-- Given problem --
Look for the string "McGraw" in every line, and copy each line that has it.

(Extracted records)
-=-=-=-=-
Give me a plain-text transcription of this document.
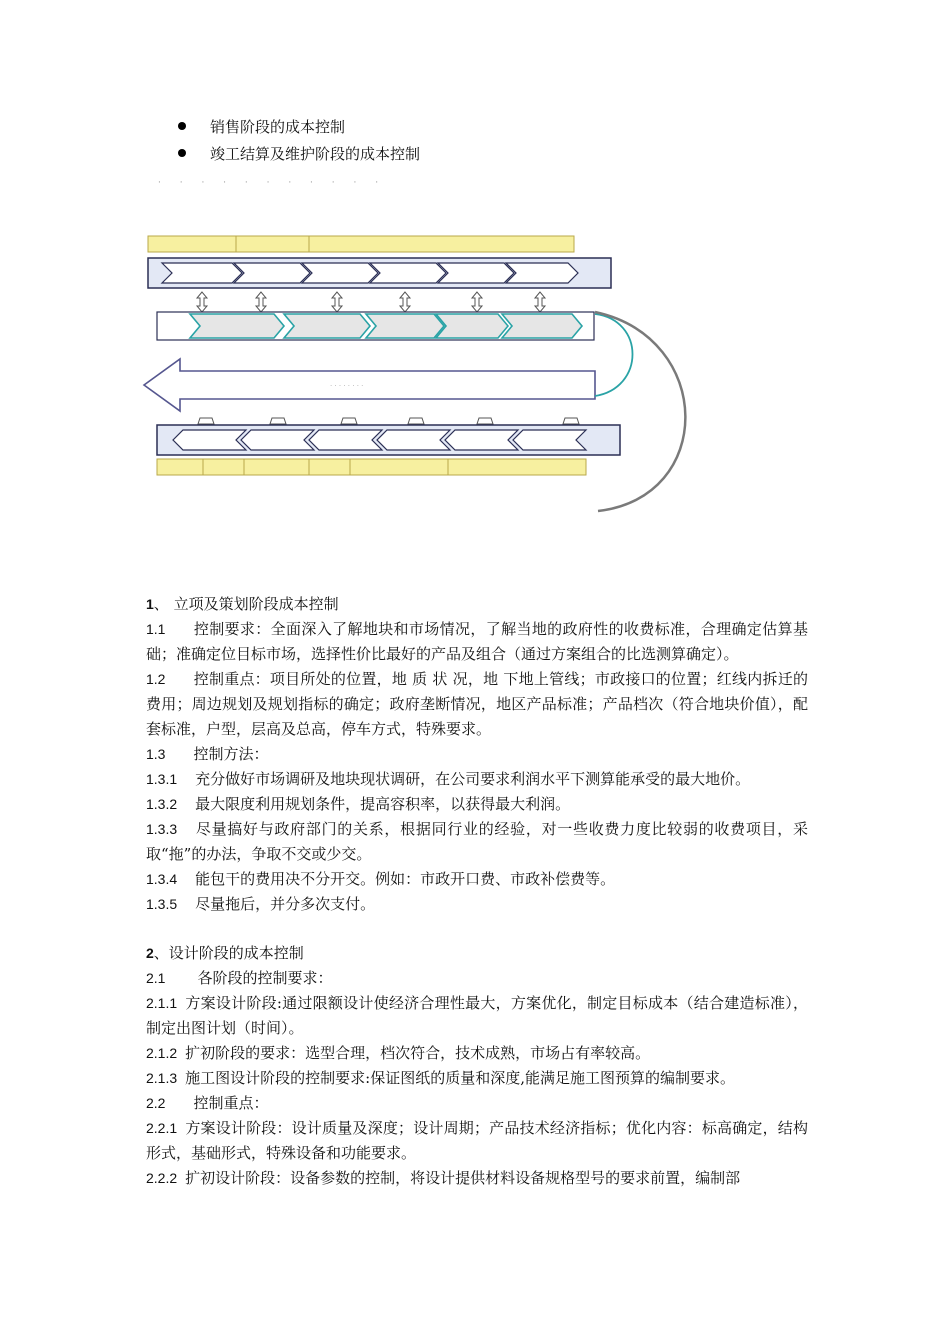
销售阶段的成本控制
竣工结算及维护阶段的成本控制
· · · · · · · · · · ·
· · · · · · · ·

1、 立项及策划阶段成本控制

1.1 控制要求：全面深入了解地块和市场情况，了解当地的政府性的收费标准，合理确定估算基础；准确定位目标市场，选择性价比最好的产品及组合（通过方案组合的比选测算确定）。

1.2 控制重点：项目所处的位置，地 质 状 况，地 下地上管线；市政接口的位置；红线内拆迁的费用；周边规划及规划指标的确定；政府垄断情况，地区产品标准；产品档次（符合地块价值），配套标准，户型，层高及总高，停车方式，特殊要求。

1.3 控制方法：

1.3.1 充分做好市场调研及地块现状调研，在公司要求利润水平下测算能承受的最大地价。

1.3.2 最大限度利用规划条件，提高容积率，以获得最大利润。

1.3.3 尽量搞好与政府部门的关系，根据同行业的经验，对一些收费力度比较弱的收费项目，采取“拖”的办法，争取不交或少交。

1.3.4 能包干的费用决不分开交。例如：市政开口费、市政补偿费等。

1.3.5 尽量拖后，并分多次支付。

2、设计阶段的成本控制

2.1 各阶段的控制要求：

2.1.1 方案设计阶段:通过限额设计使经济合理性最大，方案优化，制定目标成本（结合建造标准），制定出图计划（时间）。

2.1.2 扩初阶段的要求：选型合理，档次符合，技术成熟，市场占有率较高。

2.1.3 施工图设计阶段的控制要求:保证图纸的质量和深度,能满足施工图预算的编制要求。

2.2 控制重点：

2.2.1 方案设计阶段：设计质量及深度；设计周期；产品技术经济指标；优化内容：标高确定，结构形式，基础形式，特殊设备和功能要求。

2.2.2 扩初设计阶段：设备参数的控制，将设计提供材料设备规格型号的要求前置，编制部
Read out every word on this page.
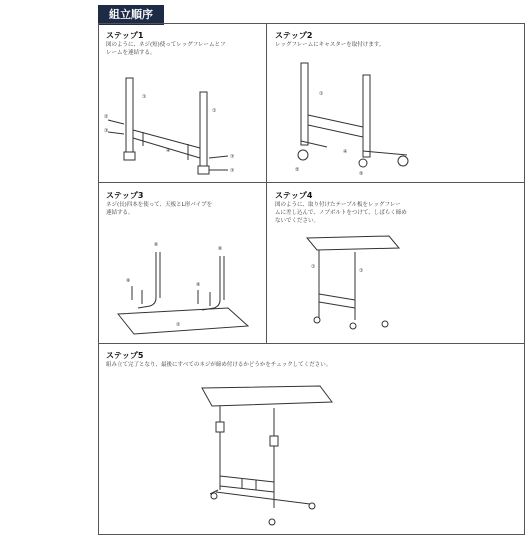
組立順序
ステップ1
図のように、ネジ(短)使ってレッグフレームとフ
レームを連結する。
①
①
②
③
④
⑦
⑦
ステップ2
レッグフレームにキャスターを取付けます。
①
⑤
⑤
④
ステップ3
ネジ(長)四本を使って、天板とL形パイプを
連結する。
⑥
⑥
⑧
⑧
②
ステップ4
図のように、取り付けたテーブル板をレッグフレー
ムに差し込んで、ノブボルトをつけて、しばらく締め
ないでください。
①
①
ステップ5
組み立て完了となり、最後にすべてのネジが締め付けるかどうかをチェックしてください。
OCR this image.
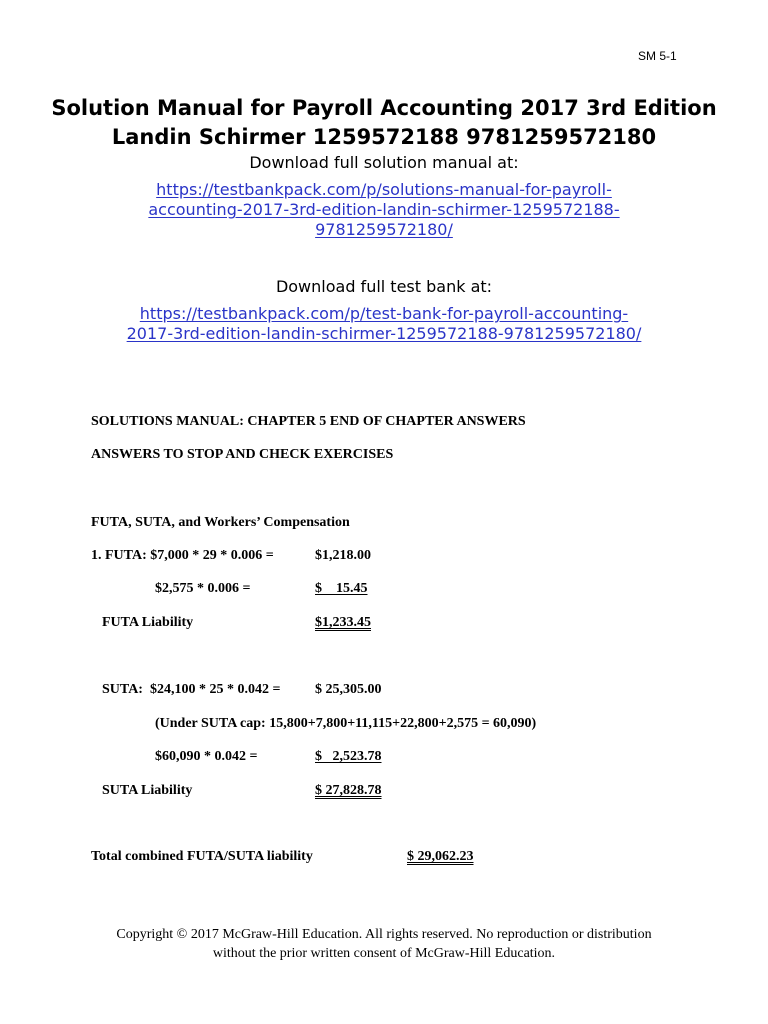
SM 5-1
Solution Manual for Payroll Accounting 2017 3rd Edition Landin Schirmer 1259572188 9781259572180
Download full solution manual at:
https://testbankpack.com/p/solutions-manual-for-payroll-
accounting-2017-3rd-edition-landin-schirmer-1259572188-
9781259572180/
Download full test bank at:
https://testbankpack.com/p/test-bank-for-payroll-accounting-
2017-3rd-edition-landin-schirmer-1259572188-9781259572180/
SOLUTIONS MANUAL: CHAPTER 5 END OF CHAPTER ANSWERS
ANSWERS TO STOP AND CHECK EXERCISES
FUTA, SUTA, and Workers’ Compensation
1. FUTA: $7,000 * 29 * 0.006 =	$1,218.00
$2,575 * 0.006 =	$    15.45
FUTA Liability	$1,233.45
SUTA:  $24,100 * 25 * 0.042 = $ 25,305.00
(Under SUTA cap: 15,800+7,800+11,115+22,800+2,575 = 60,090)
$60,090 * 0.042 =	$   2,523.78
SUTA Liability	$ 27,828.78
Total combined FUTA/SUTA liability	$ 29,062.23
Copyright © 2017 McGraw-Hill Education. All rights reserved. No reproduction or distribution
without the prior written consent of McGraw-Hill Education.
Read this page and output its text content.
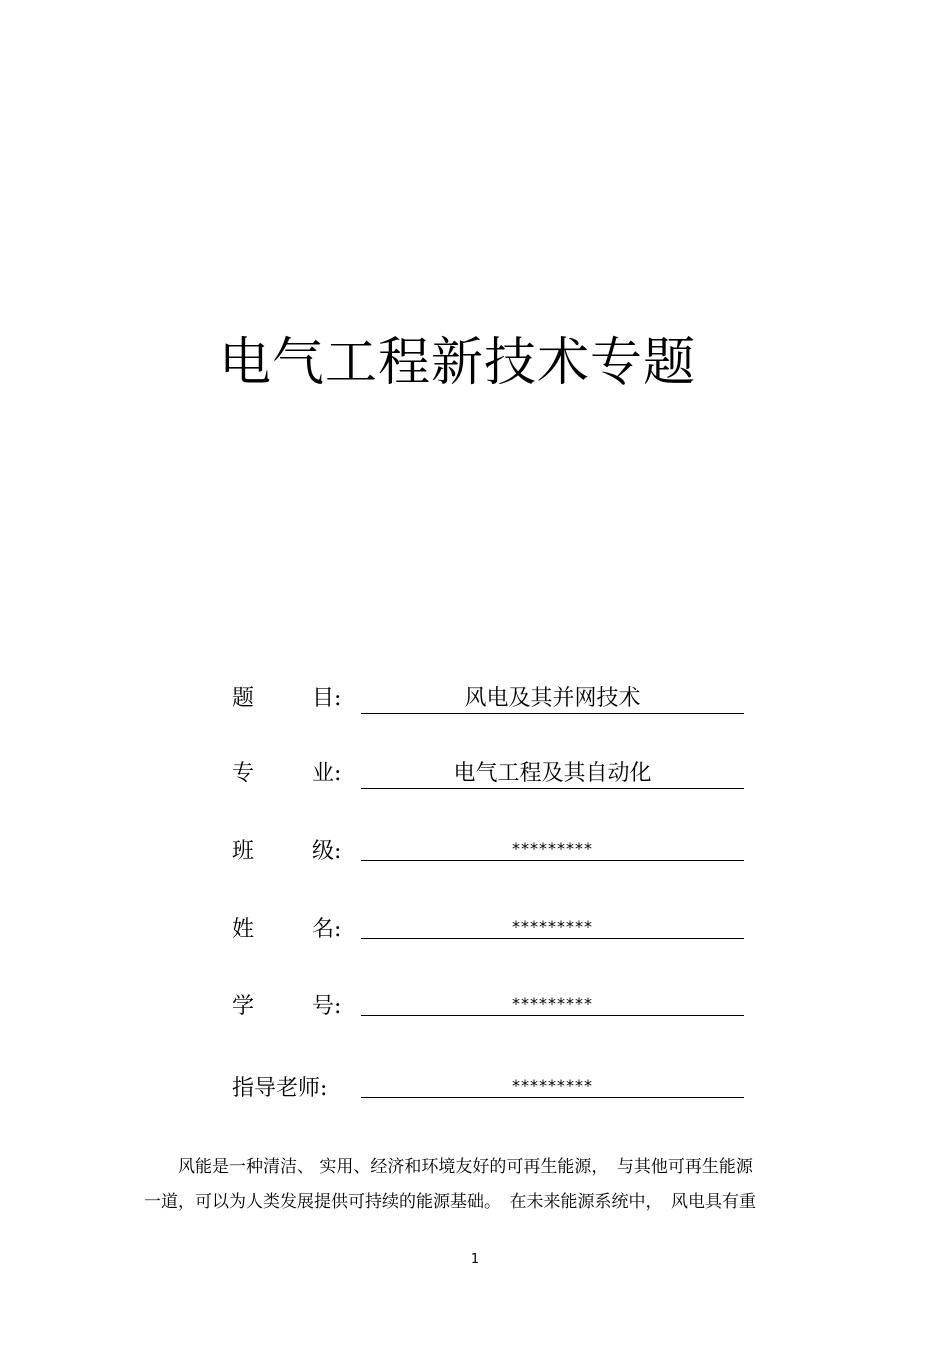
电气工程新技术专题
题	目 :	风电及其并网技术
专	业 :	电气工程及其自动化
班	级 :	*********
姓	名 :	*********
学	号 :	*********
指导老师:	*********
风能是一种清洁、 实用、经济和环境友好的可再生能源，　与其他可再生能源
一道，可以为人类发展提供可持续的能源基础。　在未来能源系统中，　风电具有重
1
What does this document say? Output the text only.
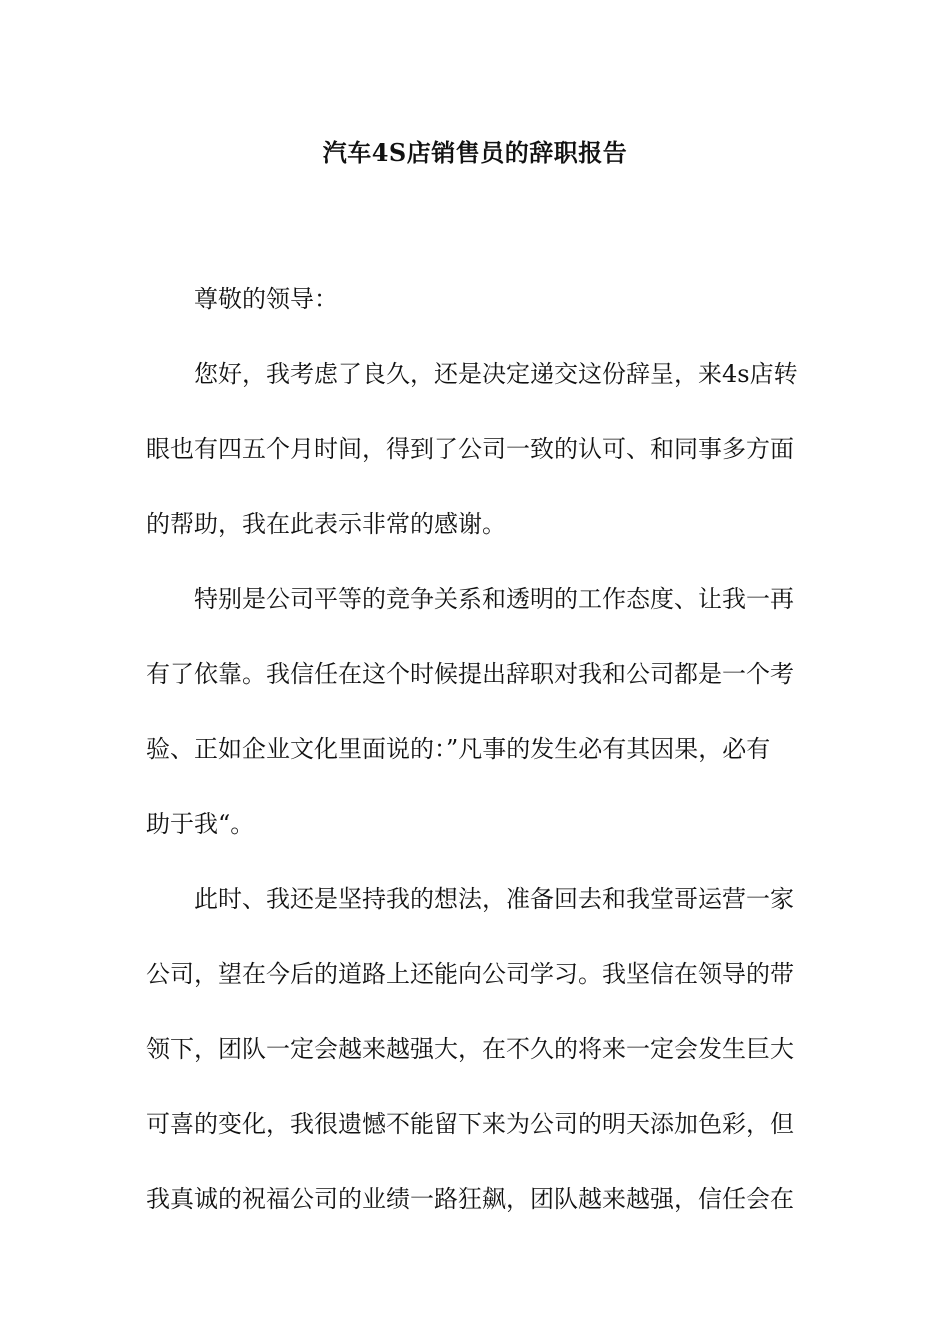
汽车4S店销售员的辞职报告
尊敬的领导：
您好，我考虑了良久，还是决定递交这份辞呈，来4s店转
眼也有四五个月时间，得到了公司一致的认可、和同事多方面
的帮助，我在此表示非常的感谢。
特别是公司平等的竞争关系和透明的工作态度、让我一再
有了依靠。我信任在这个时候提出辞职对我和公司都是一个考
验、正如企业文化里面说的：”凡事的发生必有其因果，必有
助于我“。
此时、我还是坚持我的想法，准备回去和我堂哥运营一家
公司，望在今后的道路上还能向公司学习。我坚信在领导的带
领下，团队一定会越来越强大，在不久的将来一定会发生巨大
可喜的变化，我很遗憾不能留下来为公司的明天添加色彩，但
我真诚的祝福公司的业绩一路狂飙，团队越来越强，信任会在
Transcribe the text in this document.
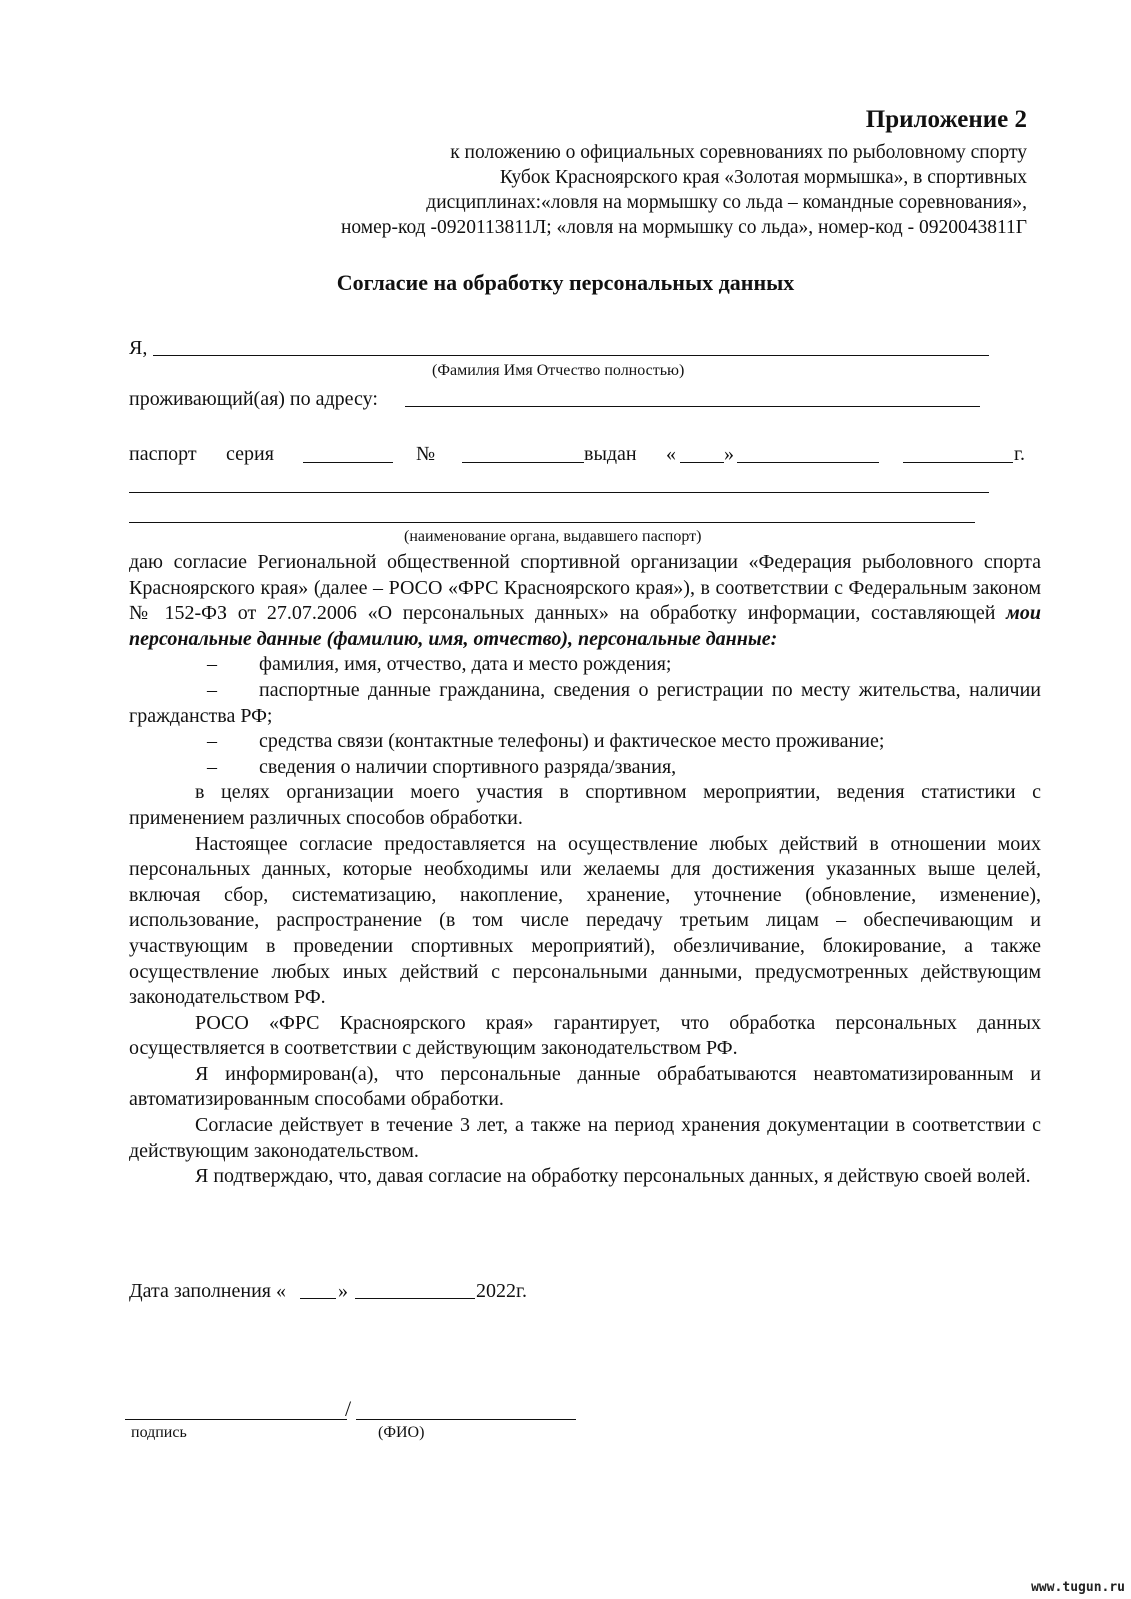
Приложение 2
к положению о официальных соревнованиях по рыболовному спорту
Кубок Красноярского края «Золотая мормышка», в спортивных
дисциплинах:«ловля на мормышку со льда – командные соревнования»,
номер-код -0920113811Л; «ловля на мормышку со льда», номер-код - 0920043811Г
Согласие на обработку персональных данных
Я,
(Фамилия Имя Отчество полностью)
проживающий(ая) по адресу:
паспорт серия	№	выдан « »	г.
(наименование органа, выдавшего паспорт)

даю согласие Региональной общественной спортивной организации «Федерация рыболовного спорта Красноярского края» (далее – РОСО «ФРС Красноярского края»), в соответствии с Федеральным законом № 152-ФЗ от 27.07.2006 «О персональных данных» на обработку информации, составляющей мои персональные данные (фамилию, имя, отчество), персональные данные:

–	фамилия, имя, отчество, дата и место рождения;
– паспортные данные гражданина, сведения о регистрации по месту жительства, наличии гражданства РФ;
–	средства связи (контактные телефоны) и фактическое место проживание;
–	сведения о наличии спортивного разряда/звания,

в целях организации моего участия в спортивном мероприятии, ведения статистики с применением различных способов обработки.

Настоящее согласие предоставляется на осуществление любых действий в отношении моих персональных данных, которые необходимы или желаемы для достижения указанных выше целей, включая сбор, систематизацию, накопление, хранение, уточнение (обновление, изменение), использование, распространение (в том числе передачу третьим лицам – обеспечивающим и участвующим в проведении спортивных мероприятий), обезличивание, блокирование, а также осуществление любых иных действий с персональными данными, предусмотренных действующим законодательством РФ.

РОСО «ФРС Красноярского края» гарантирует, что обработка персональных данных осуществляется в соответствии с действующим законодательством РФ.

Я информирован(а), что персональные данные обрабатываются неавтоматизированным и автоматизированным способами обработки.

Согласие действует в течение 3 лет, а также на период хранения документации в соответствии с действующим законодательством.

Я подтверждаю, что, давая согласие на обработку персональных данных, я действую своей волей.

Дата заполнения «	»	2022г.
/
подпись	(ФИО)
www.tugun.ru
-=-=-=-=-
-- Output of the task --
Copyright © 2017 McGraw-Hill Education. All rights reserved. No reproduction or distribution
without the prior written consent of McGraw-Hill Education.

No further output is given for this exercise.